Data listing -
######

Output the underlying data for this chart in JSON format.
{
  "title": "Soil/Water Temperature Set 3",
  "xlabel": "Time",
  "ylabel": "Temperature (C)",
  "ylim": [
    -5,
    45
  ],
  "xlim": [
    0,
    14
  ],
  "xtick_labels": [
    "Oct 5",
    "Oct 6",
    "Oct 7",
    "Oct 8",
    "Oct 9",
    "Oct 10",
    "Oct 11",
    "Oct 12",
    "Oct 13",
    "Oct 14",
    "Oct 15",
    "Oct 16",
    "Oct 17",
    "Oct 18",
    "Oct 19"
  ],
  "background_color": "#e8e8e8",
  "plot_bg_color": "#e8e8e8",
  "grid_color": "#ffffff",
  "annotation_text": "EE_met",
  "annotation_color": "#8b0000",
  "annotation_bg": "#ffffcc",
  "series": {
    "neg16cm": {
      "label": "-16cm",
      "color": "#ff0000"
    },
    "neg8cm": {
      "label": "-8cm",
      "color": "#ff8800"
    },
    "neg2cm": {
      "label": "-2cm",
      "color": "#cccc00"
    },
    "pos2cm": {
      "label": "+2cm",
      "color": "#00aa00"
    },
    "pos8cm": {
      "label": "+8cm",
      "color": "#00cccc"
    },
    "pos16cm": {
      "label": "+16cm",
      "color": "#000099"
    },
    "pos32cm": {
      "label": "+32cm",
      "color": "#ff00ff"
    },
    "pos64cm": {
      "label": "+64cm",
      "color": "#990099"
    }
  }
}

######

Copy all the records above precisely.

EXERCISE RESULT -
Output the underlying data for this chart in JSON format.
{
  "title": "Soil/Water Temperature Set 3",
  "xlabel": "Time",
  "ylabel": "Temperature (C)",
  "ylim": [
    -5,
    45
  ],
  "xlim": [
    0,
    14
  ],
  "xtick_labels": [
    "Oct 5",
    "Oct 6",
    "Oct 7",
    "Oct 8",
    "Oct 9",
    "Oct 10",
    "Oct 11",
    "Oct 12",
    "Oct 13",
    "Oct 14",
    "Oct 15",
    "Oct 16",
    "Oct 17",
    "Oct 18",
    "Oct 19"
  ],
  "background_color": "#e8e8e8",
  "plot_bg_color": "#e8e8e8",
  "grid_color": "#ffffff",
  "annotation_text": "EE_met",
  "annotation_color": "#8b0000",
  "annotation_bg": "#ffffcc",
  "series": {
    "neg16cm": {
      "label": "-16cm",
      "color": "#ff0000"
    },
    "neg8cm": {
      "label": "-8cm",
      "color": "#ff8800"
    },
    "neg2cm": {
      "label": "-2cm",
      "color": "#cccc00"
    },
    "pos2cm": {
      "label": "+2cm",
      "color": "#00aa00"
    },
    "pos8cm": {
      "label": "+8cm",
      "color": "#00cccc"
    },
    "pos16cm": {
      "label": "+16cm",
      "color": "#000099"
    },
    "pos32cm": {
      "label": "+32cm",
      "color": "#ff00ff"
    },
    "pos64cm": {
      "label": "+64cm",
      "color": "#990099"
    }
  }
}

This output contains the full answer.